WRITTEN PROBLEM:
Every entry needs to be printed exactly, please.

THE RECORDS:
<<<<

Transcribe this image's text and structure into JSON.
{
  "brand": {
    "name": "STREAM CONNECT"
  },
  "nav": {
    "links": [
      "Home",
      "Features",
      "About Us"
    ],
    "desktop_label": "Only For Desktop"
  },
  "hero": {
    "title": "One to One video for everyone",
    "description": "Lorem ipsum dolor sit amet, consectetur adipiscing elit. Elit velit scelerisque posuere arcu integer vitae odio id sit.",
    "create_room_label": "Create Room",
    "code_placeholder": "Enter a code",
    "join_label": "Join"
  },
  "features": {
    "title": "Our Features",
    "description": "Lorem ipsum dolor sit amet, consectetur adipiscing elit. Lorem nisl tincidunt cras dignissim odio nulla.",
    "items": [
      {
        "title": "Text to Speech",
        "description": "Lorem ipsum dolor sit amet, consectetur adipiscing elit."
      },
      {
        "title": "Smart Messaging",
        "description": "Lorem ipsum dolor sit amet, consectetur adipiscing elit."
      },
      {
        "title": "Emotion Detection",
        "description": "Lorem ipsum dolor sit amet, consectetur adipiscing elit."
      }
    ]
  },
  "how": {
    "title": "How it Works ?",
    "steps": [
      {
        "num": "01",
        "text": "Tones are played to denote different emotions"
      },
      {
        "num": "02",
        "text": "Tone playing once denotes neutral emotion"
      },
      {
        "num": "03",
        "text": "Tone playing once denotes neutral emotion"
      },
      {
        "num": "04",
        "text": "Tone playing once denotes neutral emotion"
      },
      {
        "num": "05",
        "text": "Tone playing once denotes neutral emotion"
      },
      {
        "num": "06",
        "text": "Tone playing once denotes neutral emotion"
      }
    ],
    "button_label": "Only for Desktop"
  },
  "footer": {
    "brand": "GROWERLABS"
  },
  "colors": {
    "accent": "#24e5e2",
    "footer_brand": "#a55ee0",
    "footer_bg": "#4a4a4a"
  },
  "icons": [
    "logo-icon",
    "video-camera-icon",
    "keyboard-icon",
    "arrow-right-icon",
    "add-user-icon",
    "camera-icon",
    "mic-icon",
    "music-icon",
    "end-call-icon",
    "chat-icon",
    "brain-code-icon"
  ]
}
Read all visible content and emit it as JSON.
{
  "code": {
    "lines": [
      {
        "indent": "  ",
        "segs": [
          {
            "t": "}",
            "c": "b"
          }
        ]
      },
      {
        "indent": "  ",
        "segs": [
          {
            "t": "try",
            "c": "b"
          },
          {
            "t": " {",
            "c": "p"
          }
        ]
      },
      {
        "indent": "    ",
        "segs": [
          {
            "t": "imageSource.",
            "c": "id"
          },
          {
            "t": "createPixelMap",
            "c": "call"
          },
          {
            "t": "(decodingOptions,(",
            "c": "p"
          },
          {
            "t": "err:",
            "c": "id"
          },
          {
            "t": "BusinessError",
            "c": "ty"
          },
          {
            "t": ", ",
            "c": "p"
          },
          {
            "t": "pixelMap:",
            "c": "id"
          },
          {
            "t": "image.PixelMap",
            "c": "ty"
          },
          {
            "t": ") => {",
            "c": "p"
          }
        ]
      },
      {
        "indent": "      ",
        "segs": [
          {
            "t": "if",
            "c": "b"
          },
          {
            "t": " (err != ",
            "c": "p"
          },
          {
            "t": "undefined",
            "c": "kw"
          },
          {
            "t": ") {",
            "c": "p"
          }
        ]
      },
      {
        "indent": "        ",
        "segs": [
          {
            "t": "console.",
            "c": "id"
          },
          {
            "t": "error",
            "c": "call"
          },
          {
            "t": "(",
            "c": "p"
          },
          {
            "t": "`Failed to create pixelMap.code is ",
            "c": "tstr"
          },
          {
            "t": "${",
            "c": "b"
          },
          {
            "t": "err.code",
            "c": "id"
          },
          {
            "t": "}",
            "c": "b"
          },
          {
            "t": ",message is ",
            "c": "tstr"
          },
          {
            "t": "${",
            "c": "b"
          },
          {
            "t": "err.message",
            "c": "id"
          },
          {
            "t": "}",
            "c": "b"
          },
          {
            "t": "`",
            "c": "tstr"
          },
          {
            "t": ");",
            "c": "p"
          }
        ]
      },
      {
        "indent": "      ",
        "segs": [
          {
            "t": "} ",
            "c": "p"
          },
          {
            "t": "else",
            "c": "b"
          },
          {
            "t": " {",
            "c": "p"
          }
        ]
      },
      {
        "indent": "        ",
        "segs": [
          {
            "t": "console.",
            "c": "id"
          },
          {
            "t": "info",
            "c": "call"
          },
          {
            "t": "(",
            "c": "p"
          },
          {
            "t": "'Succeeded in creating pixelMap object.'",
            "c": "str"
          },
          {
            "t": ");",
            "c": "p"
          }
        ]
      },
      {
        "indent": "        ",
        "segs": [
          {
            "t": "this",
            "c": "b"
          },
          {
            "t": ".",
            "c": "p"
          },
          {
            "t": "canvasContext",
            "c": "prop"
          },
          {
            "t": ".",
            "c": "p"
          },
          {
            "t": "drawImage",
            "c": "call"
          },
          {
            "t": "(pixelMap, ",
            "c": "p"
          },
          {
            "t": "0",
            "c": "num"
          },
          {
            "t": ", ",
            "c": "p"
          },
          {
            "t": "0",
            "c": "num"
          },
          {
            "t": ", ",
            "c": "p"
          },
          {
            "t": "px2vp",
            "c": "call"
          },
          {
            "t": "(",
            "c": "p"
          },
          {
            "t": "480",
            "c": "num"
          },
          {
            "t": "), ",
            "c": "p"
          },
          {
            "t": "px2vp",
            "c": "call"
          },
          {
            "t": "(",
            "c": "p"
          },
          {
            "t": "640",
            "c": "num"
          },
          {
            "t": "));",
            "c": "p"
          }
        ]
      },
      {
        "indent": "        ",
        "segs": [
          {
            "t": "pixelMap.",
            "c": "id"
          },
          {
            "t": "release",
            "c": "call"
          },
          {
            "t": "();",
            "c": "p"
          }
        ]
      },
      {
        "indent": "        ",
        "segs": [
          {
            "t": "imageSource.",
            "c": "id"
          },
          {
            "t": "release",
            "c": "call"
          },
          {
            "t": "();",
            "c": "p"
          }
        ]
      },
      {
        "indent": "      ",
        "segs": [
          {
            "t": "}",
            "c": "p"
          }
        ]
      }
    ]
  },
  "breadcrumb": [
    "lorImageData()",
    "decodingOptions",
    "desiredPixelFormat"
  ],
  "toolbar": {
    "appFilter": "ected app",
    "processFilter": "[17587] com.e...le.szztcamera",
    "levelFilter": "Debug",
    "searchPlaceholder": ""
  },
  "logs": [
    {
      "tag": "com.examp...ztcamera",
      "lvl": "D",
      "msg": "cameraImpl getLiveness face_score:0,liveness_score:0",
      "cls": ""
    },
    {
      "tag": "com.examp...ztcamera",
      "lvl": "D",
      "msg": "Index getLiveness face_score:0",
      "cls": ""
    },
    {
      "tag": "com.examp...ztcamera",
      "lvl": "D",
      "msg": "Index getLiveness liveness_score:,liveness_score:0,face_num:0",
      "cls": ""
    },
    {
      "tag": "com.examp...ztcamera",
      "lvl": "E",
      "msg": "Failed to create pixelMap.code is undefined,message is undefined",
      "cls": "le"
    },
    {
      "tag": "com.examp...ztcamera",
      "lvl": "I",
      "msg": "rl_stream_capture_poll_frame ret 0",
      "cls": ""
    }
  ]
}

>>>>

RESULT FOR THIS EXERCISE:
Transcribe this image's text and structure into JSON.
{
  "brand": {
    "name": "STREAM CONNECT"
  },
  "nav": {
    "links": [
      "Home",
      "Features",
      "About Us"
    ],
    "desktop_label": "Only For Desktop"
  },
  "hero": {
    "title": "One to One video for everyone",
    "description": "Lorem ipsum dolor sit amet, consectetur adipiscing elit. Elit velit scelerisque posuere arcu integer vitae odio id sit.",
    "create_room_label": "Create Room",
    "code_placeholder": "Enter a code",
    "join_label": "Join"
  },
  "features": {
    "title": "Our Features",
    "description": "Lorem ipsum dolor sit amet, consectetur adipiscing elit. Lorem nisl tincidunt cras dignissim odio nulla.",
    "items": [
      {
        "title": "Text to Speech",
        "description": "Lorem ipsum dolor sit amet, consectetur adipiscing elit."
      },
      {
        "title": "Smart Messaging",
        "description": "Lorem ipsum dolor sit amet, consectetur adipiscing elit."
      },
      {
        "title": "Emotion Detection",
        "description": "Lorem ipsum dolor sit amet, consectetur adipiscing elit."
      }
    ]
  },
  "how": {
    "title": "How it Works ?",
    "steps": [
      {
        "num": "01",
        "text": "Tones are played to denote different emotions"
      },
      {
        "num": "02",
        "text": "Tone playing once denotes neutral emotion"
      },
      {
        "num": "03",
        "text": "Tone playing once denotes neutral emotion"
      },
      {
        "num": "04",
        "text": "Tone playing once denotes neutral emotion"
      },
      {
        "num": "05",
        "text": "Tone playing once denotes neutral emotion"
      },
      {
        "num": "06",
        "text": "Tone playing once denotes neutral emotion"
      }
    ],
    "button_label": "Only for Desktop"
  },
  "footer": {
    "brand": "GROWERLABS"
  },
  "colors": {
    "accent": "#24e5e2",
    "footer_brand": "#a55ee0",
    "footer_bg": "#4a4a4a"
  },
  "icons": [
    "logo-icon",
    "video-camera-icon",
    "keyboard-icon",
    "arrow-right-icon",
    "add-user-icon",
    "camera-icon",
    "mic-icon",
    "music-icon",
    "end-call-icon",
    "chat-icon",
    "brain-code-icon"
  ]
}
Read all visible content and emit it as JSON.
{
  "code": {
    "lines": [
      {
        "indent": "  ",
        "segs": [
          {
            "t": "}",
            "c": "b"
          }
        ]
      },
      {
        "indent": "  ",
        "segs": [
          {
            "t": "try",
            "c": "b"
          },
          {
            "t": " {",
            "c": "p"
          }
        ]
      },
      {
        "indent": "    ",
        "segs": [
          {
            "t": "imageSource.",
            "c": "id"
          },
          {
            "t": "createPixelMap",
            "c": "call"
          },
          {
            "t": "(decodingOptions,(",
            "c": "p"
          },
          {
            "t": "err:",
            "c": "id"
          },
          {
            "t": "BusinessError",
            "c": "ty"
          },
          {
            "t": ", ",
            "c": "p"
          },
          {
            "t": "pixelMap:",
            "c": "id"
          },
          {
            "t": "image.PixelMap",
            "c": "ty"
          },
          {
            "t": ") => {",
            "c": "p"
          }
        ]
      },
      {
        "indent": "      ",
        "segs": [
          {
            "t": "if",
            "c": "b"
          },
          {
            "t": " (err != ",
            "c": "p"
          },
          {
            "t": "undefined",
            "c": "kw"
          },
          {
            "t": ") {",
            "c": "p"
          }
        ]
      },
      {
        "indent": "        ",
        "segs": [
          {
            "t": "console.",
            "c": "id"
          },
          {
            "t": "error",
            "c": "call"
          },
          {
            "t": "(",
            "c": "p"
          },
          {
            "t": "`Failed to create pixelMap.code is ",
            "c": "tstr"
          },
          {
            "t": "${",
            "c": "b"
          },
          {
            "t": "err.code",
            "c": "id"
          },
          {
            "t": "}",
            "c": "b"
          },
          {
            "t": ",message is ",
            "c": "tstr"
          },
          {
            "t": "${",
            "c": "b"
          },
          {
            "t": "err.message",
            "c": "id"
          },
          {
            "t": "}",
            "c": "b"
          },
          {
            "t": "`",
            "c": "tstr"
          },
          {
            "t": ");",
            "c": "p"
          }
        ]
      },
      {
        "indent": "      ",
        "segs": [
          {
            "t": "} ",
            "c": "p"
          },
          {
            "t": "else",
            "c": "b"
          },
          {
            "t": " {",
            "c": "p"
          }
        ]
      },
      {
        "indent": "        ",
        "segs": [
          {
            "t": "console.",
            "c": "id"
          },
          {
            "t": "info",
            "c": "call"
          },
          {
            "t": "(",
            "c": "p"
          },
          {
            "t": "'Succeeded in creating pixelMap object.'",
            "c": "str"
          },
          {
            "t": ");",
            "c": "p"
          }
        ]
      },
      {
        "indent": "        ",
        "segs": [
          {
            "t": "this",
            "c": "b"
          },
          {
            "t": ".",
            "c": "p"
          },
          {
            "t": "canvasContext",
            "c": "prop"
          },
          {
            "t": ".",
            "c": "p"
          },
          {
            "t": "drawImage",
            "c": "call"
          },
          {
            "t": "(pixelMap, ",
            "c": "p"
          },
          {
            "t": "0",
            "c": "num"
          },
          {
            "t": ", ",
            "c": "p"
          },
          {
            "t": "0",
            "c": "num"
          },
          {
            "t": ", ",
            "c": "p"
          },
          {
            "t": "px2vp",
            "c": "call"
          },
          {
            "t": "(",
            "c": "p"
          },
          {
            "t": "480",
            "c": "num"
          },
          {
            "t": "), ",
            "c": "p"
          },
          {
            "t": "px2vp",
            "c": "call"
          },
          {
            "t": "(",
            "c": "p"
          },
          {
            "t": "640",
            "c": "num"
          },
          {
            "t": "));",
            "c": "p"
          }
        ]
      },
      {
        "indent": "        ",
        "segs": [
          {
            "t": "pixelMap.",
            "c": "id"
          },
          {
            "t": "release",
            "c": "call"
          },
          {
            "t": "();",
            "c": "p"
          }
        ]
      },
      {
        "indent": "        ",
        "segs": [
          {
            "t": "imageSource.",
            "c": "id"
          },
          {
            "t": "release",
            "c": "call"
          },
          {
            "t": "();",
            "c": "p"
          }
        ]
      },
      {
        "indent": "      ",
        "segs": [
          {
            "t": "}",
            "c": "p"
          }
        ]
      }
    ]
  },
  "breadcrumb": [
    "lorImageData()",
    "decodingOptions",
    "desiredPixelFormat"
  ],
  "toolbar": {
    "appFilter": "ected app",
    "processFilter": "[17587] com.e...le.szztcamera",
    "levelFilter": "Debug",
    "searchPlaceholder": ""
  },
  "logs": [
    {
      "tag": "com.examp...ztcamera",
      "lvl": "D",
      "msg": "cameraImpl getLiveness face_score:0,liveness_score:0",
      "cls": ""
    },
    {
      "tag": "com.examp...ztcamera",
      "lvl": "D",
      "msg": "Index getLiveness face_score:0",
      "cls": ""
    },
    {
      "tag": "com.examp...ztcamera",
      "lvl": "D",
      "msg": "Index getLiveness liveness_score:,liveness_score:0,face_num:0",
      "cls": ""
    },
    {
      "tag": "com.examp...ztcamera",
      "lvl": "E",
      "msg": "Failed to create pixelMap.code is undefined,message is undefined",
      "cls": "le"
    },
    {
      "tag": "com.examp...ztcamera",
      "lvl": "I",
      "msg": "rl_stream_capture_poll_frame ret 0",
      "cls": ""
    }
  ]
}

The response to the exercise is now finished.